◆ **Exercise brief**
Please reproduce every record, keeping each one exactly as written.

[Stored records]
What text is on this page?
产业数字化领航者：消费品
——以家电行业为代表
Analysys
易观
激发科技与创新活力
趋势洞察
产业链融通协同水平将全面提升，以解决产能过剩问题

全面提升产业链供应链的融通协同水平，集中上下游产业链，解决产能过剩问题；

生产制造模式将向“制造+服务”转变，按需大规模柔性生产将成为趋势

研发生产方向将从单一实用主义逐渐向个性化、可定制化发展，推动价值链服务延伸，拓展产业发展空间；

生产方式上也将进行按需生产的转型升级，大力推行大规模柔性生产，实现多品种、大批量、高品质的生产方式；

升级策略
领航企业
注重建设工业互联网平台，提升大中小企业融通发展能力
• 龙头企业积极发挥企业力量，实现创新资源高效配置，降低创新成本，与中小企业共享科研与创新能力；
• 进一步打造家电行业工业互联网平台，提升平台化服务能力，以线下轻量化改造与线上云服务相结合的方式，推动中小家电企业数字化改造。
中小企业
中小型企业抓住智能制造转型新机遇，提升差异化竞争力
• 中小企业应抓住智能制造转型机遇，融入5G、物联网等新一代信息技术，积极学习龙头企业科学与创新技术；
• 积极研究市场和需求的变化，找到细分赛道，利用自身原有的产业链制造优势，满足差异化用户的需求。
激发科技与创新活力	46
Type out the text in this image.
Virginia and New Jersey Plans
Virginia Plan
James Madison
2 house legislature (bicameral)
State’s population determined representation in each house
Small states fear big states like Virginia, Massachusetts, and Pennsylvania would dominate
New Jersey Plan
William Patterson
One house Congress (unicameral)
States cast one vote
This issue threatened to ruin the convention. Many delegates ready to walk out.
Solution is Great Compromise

◆ **Finished task**
What text is on this page?
产业数字化领航者：消费品
——以家电行业为代表
Analysys
易观
激发科技与创新活力
趋势洞察
产业链融通协同水平将全面提升，以解决产能过剩问题

全面提升产业链供应链的融通协同水平，集中上下游产业链，解决产能过剩问题；

生产制造模式将向“制造+服务”转变，按需大规模柔性生产将成为趋势

研发生产方向将从单一实用主义逐渐向个性化、可定制化发展，推动价值链服务延伸，拓展产业发展空间；

生产方式上也将进行按需生产的转型升级，大力推行大规模柔性生产，实现多品种、大批量、高品质的生产方式；

升级策略
领航企业
注重建设工业互联网平台，提升大中小企业融通发展能力
• 龙头企业积极发挥企业力量，实现创新资源高效配置，降低创新成本，与中小企业共享科研与创新能力；
• 进一步打造家电行业工业互联网平台，提升平台化服务能力，以线下轻量化改造与线上云服务相结合的方式，推动中小家电企业数字化改造。
中小企业
中小型企业抓住智能制造转型新机遇，提升差异化竞争力
• 中小企业应抓住智能制造转型机遇，融入5G、物联网等新一代信息技术，积极学习龙头企业科学与创新技术；
• 积极研究市场和需求的变化，找到细分赛道，利用自身原有的产业链制造优势，满足差异化用户的需求。
激发科技与创新活力	46
Type out the text in this image.
Virginia and New Jersey Plans
Virginia Plan
James Madison
2 house legislature (bicameral)
State’s population determined representation in each house
Small states fear big states like Virginia, Massachusetts, and Pennsylvania would dominate
New Jersey Plan
William Patterson
One house Congress (unicameral)
States cast one vote
This issue threatened to ruin the convention. Many delegates ready to walk out.
Solution is Great Compromise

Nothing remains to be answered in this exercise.